>> start Given entries
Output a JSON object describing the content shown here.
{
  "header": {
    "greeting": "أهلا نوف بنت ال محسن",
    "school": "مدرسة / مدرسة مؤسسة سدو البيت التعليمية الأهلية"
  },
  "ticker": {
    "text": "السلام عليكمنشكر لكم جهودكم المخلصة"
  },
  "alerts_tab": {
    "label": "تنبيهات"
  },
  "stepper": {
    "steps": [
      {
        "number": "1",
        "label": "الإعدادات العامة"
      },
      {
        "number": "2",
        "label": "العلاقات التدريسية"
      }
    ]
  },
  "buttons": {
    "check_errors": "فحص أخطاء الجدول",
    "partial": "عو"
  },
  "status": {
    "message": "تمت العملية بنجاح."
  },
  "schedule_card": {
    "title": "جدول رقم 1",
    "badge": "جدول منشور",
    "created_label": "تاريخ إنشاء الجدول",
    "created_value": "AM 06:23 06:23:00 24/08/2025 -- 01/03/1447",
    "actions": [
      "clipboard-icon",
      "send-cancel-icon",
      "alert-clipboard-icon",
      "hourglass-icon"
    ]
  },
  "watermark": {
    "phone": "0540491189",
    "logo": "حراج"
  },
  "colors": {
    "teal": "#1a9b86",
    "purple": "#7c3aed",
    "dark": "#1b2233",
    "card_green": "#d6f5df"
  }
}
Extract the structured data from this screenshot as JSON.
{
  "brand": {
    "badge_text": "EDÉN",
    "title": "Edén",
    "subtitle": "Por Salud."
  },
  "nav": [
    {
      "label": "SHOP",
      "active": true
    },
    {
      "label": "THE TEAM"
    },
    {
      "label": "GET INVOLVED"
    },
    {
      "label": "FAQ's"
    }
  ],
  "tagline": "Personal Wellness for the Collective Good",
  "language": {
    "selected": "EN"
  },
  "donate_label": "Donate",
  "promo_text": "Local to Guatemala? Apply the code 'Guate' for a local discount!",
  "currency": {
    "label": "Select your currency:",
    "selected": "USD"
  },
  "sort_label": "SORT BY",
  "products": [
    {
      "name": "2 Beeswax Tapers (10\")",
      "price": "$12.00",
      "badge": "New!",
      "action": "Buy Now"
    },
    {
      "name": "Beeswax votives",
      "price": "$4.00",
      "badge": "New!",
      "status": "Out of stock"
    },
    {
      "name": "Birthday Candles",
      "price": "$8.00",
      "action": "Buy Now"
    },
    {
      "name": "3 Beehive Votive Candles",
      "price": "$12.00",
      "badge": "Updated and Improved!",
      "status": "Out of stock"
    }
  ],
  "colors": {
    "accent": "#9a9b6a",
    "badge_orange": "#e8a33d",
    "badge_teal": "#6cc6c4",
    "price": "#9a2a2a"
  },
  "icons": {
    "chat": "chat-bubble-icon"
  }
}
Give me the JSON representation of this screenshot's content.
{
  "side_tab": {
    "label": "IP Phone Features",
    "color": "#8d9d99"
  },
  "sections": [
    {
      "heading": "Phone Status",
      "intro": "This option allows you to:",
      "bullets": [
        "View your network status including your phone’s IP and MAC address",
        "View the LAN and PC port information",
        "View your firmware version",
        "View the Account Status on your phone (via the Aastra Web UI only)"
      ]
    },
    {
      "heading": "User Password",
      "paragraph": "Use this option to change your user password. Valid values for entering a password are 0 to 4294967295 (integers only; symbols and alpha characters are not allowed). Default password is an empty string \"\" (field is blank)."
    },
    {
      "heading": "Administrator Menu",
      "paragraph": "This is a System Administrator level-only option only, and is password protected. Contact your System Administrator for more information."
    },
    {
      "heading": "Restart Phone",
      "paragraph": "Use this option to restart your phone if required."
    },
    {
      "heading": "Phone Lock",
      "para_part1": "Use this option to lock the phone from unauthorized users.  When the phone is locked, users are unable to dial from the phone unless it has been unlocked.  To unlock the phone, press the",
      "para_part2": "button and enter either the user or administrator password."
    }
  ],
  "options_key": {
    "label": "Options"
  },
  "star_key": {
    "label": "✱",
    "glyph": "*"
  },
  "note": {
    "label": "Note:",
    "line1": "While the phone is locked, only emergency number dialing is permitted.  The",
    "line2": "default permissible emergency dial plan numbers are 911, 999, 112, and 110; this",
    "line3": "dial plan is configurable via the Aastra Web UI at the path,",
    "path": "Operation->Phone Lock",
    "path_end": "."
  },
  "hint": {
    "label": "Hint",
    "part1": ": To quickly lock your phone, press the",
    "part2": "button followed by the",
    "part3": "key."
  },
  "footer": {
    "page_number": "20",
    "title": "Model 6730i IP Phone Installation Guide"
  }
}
>> end Given entries
Each line of the material should be echoed exactly.

Output a JSON object describing the content shown here.
{
  "header": {
    "greeting": "أهلا نوف بنت ال محسن",
    "school": "مدرسة / مدرسة مؤسسة سدو البيت التعليمية الأهلية"
  },
  "ticker": {
    "text": "السلام عليكمنشكر لكم جهودكم المخلصة"
  },
  "alerts_tab": {
    "label": "تنبيهات"
  },
  "stepper": {
    "steps": [
      {
        "number": "1",
        "label": "الإعدادات العامة"
      },
      {
        "number": "2",
        "label": "العلاقات التدريسية"
      }
    ]
  },
  "buttons": {
    "check_errors": "فحص أخطاء الجدول",
    "partial": "عو"
  },
  "status": {
    "message": "تمت العملية بنجاح."
  },
  "schedule_card": {
    "title": "جدول رقم 1",
    "badge": "جدول منشور",
    "created_label": "تاريخ إنشاء الجدول",
    "created_value": "AM 06:23 06:23:00 24/08/2025 -- 01/03/1447",
    "actions": [
      "clipboard-icon",
      "send-cancel-icon",
      "alert-clipboard-icon",
      "hourglass-icon"
    ]
  },
  "watermark": {
    "phone": "0540491189",
    "logo": "حراج"
  },
  "colors": {
    "teal": "#1a9b86",
    "purple": "#7c3aed",
    "dark": "#1b2233",
    "card_green": "#d6f5df"
  }
}
Extract the structured data from this screenshot as JSON.
{
  "brand": {
    "badge_text": "EDÉN",
    "title": "Edén",
    "subtitle": "Por Salud."
  },
  "nav": [
    {
      "label": "SHOP",
      "active": true
    },
    {
      "label": "THE TEAM"
    },
    {
      "label": "GET INVOLVED"
    },
    {
      "label": "FAQ's"
    }
  ],
  "tagline": "Personal Wellness for the Collective Good",
  "language": {
    "selected": "EN"
  },
  "donate_label": "Donate",
  "promo_text": "Local to Guatemala? Apply the code 'Guate' for a local discount!",
  "currency": {
    "label": "Select your currency:",
    "selected": "USD"
  },
  "sort_label": "SORT BY",
  "products": [
    {
      "name": "2 Beeswax Tapers (10\")",
      "price": "$12.00",
      "badge": "New!",
      "action": "Buy Now"
    },
    {
      "name": "Beeswax votives",
      "price": "$4.00",
      "badge": "New!",
      "status": "Out of stock"
    },
    {
      "name": "Birthday Candles",
      "price": "$8.00",
      "action": "Buy Now"
    },
    {
      "name": "3 Beehive Votive Candles",
      "price": "$12.00",
      "badge": "Updated and Improved!",
      "status": "Out of stock"
    }
  ],
  "colors": {
    "accent": "#9a9b6a",
    "badge_orange": "#e8a33d",
    "badge_teal": "#6cc6c4",
    "price": "#9a2a2a"
  },
  "icons": {
    "chat": "chat-bubble-icon"
  }
}
Give me the JSON representation of this screenshot's content.
{
  "side_tab": {
    "label": "IP Phone Features",
    "color": "#8d9d99"
  },
  "sections": [
    {
      "heading": "Phone Status",
      "intro": "This option allows you to:",
      "bullets": [
        "View your network status including your phone’s IP and MAC address",
        "View the LAN and PC port information",
        "View your firmware version",
        "View the Account Status on your phone (via the Aastra Web UI only)"
      ]
    },
    {
      "heading": "User Password",
      "paragraph": "Use this option to change your user password. Valid values for entering a password are 0 to 4294967295 (integers only; symbols and alpha characters are not allowed). Default password is an empty string \"\" (field is blank)."
    },
    {
      "heading": "Administrator Menu",
      "paragraph": "This is a System Administrator level-only option only, and is password protected. Contact your System Administrator for more information."
    },
    {
      "heading": "Restart Phone",
      "paragraph": "Use this option to restart your phone if required."
    },
    {
      "heading": "Phone Lock",
      "para_part1": "Use this option to lock the phone from unauthorized users.  When the phone is locked, users are unable to dial from the phone unless it has been unlocked.  To unlock the phone, press the",
      "para_part2": "button and enter either the user or administrator password."
    }
  ],
  "options_key": {
    "label": "Options"
  },
  "star_key": {
    "label": "✱",
    "glyph": "*"
  },
  "note": {
    "label": "Note:",
    "line1": "While the phone is locked, only emergency number dialing is permitted.  The",
    "line2": "default permissible emergency dial plan numbers are 911, 999, 112, and 110; this",
    "line3": "dial plan is configurable via the Aastra Web UI at the path,",
    "path": "Operation->Phone Lock",
    "path_end": "."
  },
  "hint": {
    "label": "Hint",
    "part1": ": To quickly lock your phone, press the",
    "part2": "button followed by the",
    "part3": "key."
  },
  "footer": {
    "page_number": "20",
    "title": "Model 6730i IP Phone Installation Guide"
  }
}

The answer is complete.